Aim of the exercise:
Find the lines that contain the word "English" and copy each one.

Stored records
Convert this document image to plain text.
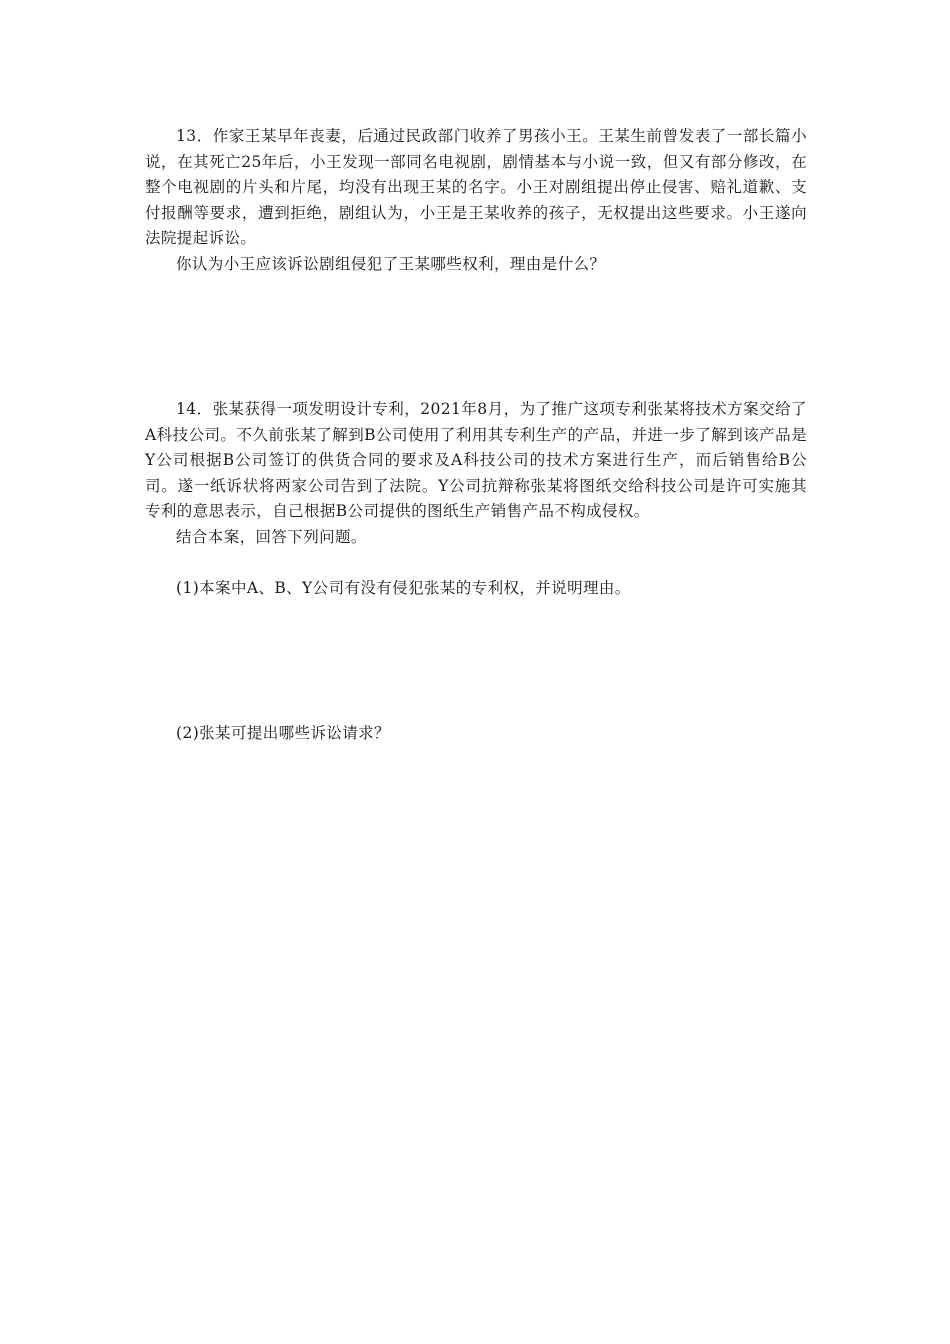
13．作家王某早年丧妻，后通过民政部门收养了男孩小王。王某生前曾发表了一部长篇小说，在其死亡25年后，小王发现一部同名电视剧，剧情基本与小说一致，但又有部分修改，在整个电视剧的片头和片尾，均没有出现王某的名字。小王对剧组提出停止侵害、赔礼道歉、支付报酬等要求，遭到拒绝，剧组认为，小王是王某收养的孩子，无权提出这些要求。小王遂向法院提起诉讼。

你认为小王应该诉讼剧组侵犯了王某哪些权利，理由是什么？

14．张某获得一项发明设计专利，2021年8月，为了推广这项专利张某将技术方案交给了A科技公司。不久前张某了解到B公司使用了利用其专利生产的产品，并进一步了解到该产品是Y公司根据B公司签订的供货合同的要求及A科技公司的技术方案进行生产，而后销售给B公司。遂一纸诉状将两家公司告到了法院。Y公司抗辩称张某将图纸交给科技公司是许可实施其专利的意思表示，自己根据B公司提供的图纸生产销售产品不构成侵权。

结合本案，回答下列问题。

(1)本案中A、B、Y公司有没有侵犯张某的专利权，并说明理由。

(2)张某可提出哪些诉讼请求？
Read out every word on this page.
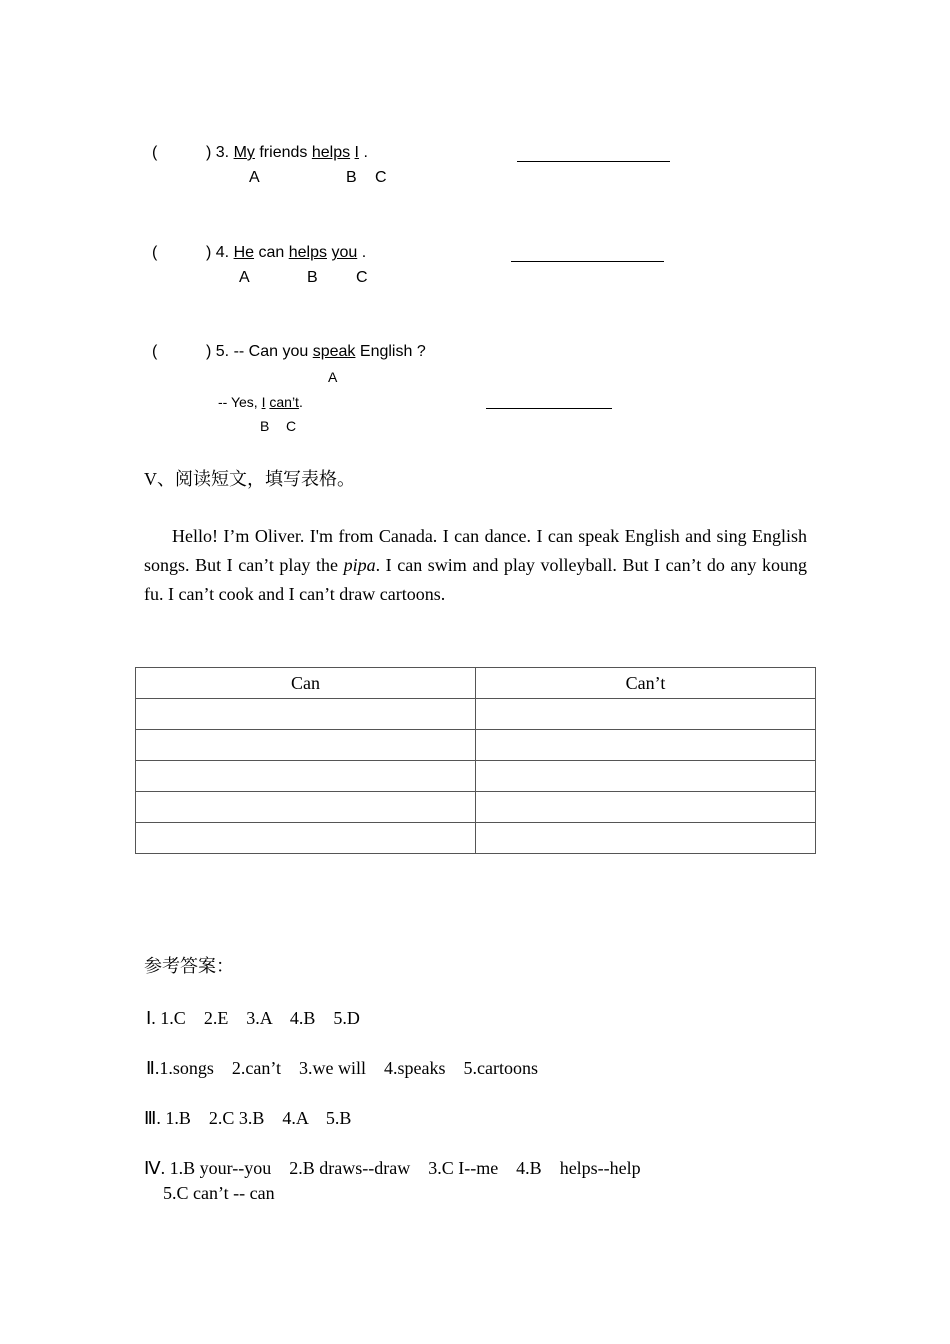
(	) 3. My friends helps I .
A	B C
(	) 4. He can helps you .
A	B C
(	) 5. -- Can you speak English ?
A
-- Yes, I can’t.
B C
V、阅读短文，填写表格。

Hello! I’m Oliver. I'm from Canada. I can dance. I can speak English and sing English songs. But I can’t play the pipa. I can swim and play volleyball. But I can’t do any koung fu. I can’t cook and I can’t draw cartoons.

Can	Can’t

参考答案：
Ⅰ. 1.C    2.E    3.A    4.B    5.D
Ⅱ.1.songs    2.can’t    3.we will    4.speaks    5.cartoons
Ⅲ. 1.B    2.C 3.B    4.A    5.B
Ⅳ. 1.B your--you    2.B draws--draw    3.C I--me    4.B    helps--help
5.C can’t -- can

Full solution:
(	) 5. -- Can you speak English ?
Hello! I’m Oliver. I'm from Canada. I can dance. I can speak English and sing English songs. But I can’t play the pipa. I can swim and play volleyball. But I can’t do any koung fu. I can’t cook and I can’t draw cartoons.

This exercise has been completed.